(WHAT IS NEEDED) How many lines in the records below hold the string "watermark"? Answer with the number alone.

---

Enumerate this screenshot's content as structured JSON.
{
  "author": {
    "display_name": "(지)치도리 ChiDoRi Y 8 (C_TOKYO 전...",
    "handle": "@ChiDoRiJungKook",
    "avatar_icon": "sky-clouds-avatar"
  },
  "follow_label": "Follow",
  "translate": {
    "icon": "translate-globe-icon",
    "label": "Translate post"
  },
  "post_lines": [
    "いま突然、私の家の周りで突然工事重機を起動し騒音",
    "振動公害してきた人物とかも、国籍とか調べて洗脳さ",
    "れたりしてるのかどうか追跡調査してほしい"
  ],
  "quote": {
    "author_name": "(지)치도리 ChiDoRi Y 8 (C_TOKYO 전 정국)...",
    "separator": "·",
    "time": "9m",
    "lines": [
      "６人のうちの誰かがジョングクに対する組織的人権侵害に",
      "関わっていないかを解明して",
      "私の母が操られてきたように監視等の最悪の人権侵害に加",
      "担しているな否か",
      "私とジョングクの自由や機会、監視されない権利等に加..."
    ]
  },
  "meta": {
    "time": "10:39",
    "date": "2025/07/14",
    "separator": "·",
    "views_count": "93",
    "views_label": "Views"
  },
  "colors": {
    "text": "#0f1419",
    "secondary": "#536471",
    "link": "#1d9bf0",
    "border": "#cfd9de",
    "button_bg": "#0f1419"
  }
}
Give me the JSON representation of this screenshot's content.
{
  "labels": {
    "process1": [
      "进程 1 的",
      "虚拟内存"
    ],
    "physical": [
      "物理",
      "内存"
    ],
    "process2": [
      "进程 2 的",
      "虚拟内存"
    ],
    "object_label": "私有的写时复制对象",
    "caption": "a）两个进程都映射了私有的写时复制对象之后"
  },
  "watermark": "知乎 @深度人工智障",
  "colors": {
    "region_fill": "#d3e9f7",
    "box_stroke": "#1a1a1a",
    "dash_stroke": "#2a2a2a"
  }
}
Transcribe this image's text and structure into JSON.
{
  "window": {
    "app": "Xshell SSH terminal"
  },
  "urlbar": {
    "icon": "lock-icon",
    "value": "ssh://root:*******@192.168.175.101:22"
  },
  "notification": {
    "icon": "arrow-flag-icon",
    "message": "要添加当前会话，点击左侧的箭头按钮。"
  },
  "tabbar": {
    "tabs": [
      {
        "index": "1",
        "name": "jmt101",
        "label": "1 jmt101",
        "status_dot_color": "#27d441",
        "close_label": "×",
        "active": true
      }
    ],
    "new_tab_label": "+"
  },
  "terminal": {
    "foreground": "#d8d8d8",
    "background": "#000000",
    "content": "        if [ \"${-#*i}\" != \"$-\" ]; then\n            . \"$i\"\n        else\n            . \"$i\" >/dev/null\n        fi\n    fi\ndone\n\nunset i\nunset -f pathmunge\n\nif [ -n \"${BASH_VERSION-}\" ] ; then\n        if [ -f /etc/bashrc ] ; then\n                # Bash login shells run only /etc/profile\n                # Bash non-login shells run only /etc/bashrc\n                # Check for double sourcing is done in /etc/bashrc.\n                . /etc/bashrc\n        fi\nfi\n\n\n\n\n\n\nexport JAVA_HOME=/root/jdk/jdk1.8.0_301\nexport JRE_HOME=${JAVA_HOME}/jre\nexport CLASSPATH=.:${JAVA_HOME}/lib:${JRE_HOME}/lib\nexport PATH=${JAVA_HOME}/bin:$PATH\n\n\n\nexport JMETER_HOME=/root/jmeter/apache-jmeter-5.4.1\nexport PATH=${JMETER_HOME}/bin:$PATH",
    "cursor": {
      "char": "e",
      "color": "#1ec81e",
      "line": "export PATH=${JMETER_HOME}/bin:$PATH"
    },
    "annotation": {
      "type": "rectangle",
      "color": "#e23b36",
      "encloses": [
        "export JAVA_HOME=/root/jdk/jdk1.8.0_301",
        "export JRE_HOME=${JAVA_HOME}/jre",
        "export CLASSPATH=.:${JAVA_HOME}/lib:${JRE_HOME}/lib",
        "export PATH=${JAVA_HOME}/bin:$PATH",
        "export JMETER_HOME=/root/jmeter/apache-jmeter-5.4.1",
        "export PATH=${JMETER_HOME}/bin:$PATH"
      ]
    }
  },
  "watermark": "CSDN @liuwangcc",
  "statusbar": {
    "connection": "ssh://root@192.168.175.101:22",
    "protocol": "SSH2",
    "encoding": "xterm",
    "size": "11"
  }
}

---

(EXERCISE ANSWER) 2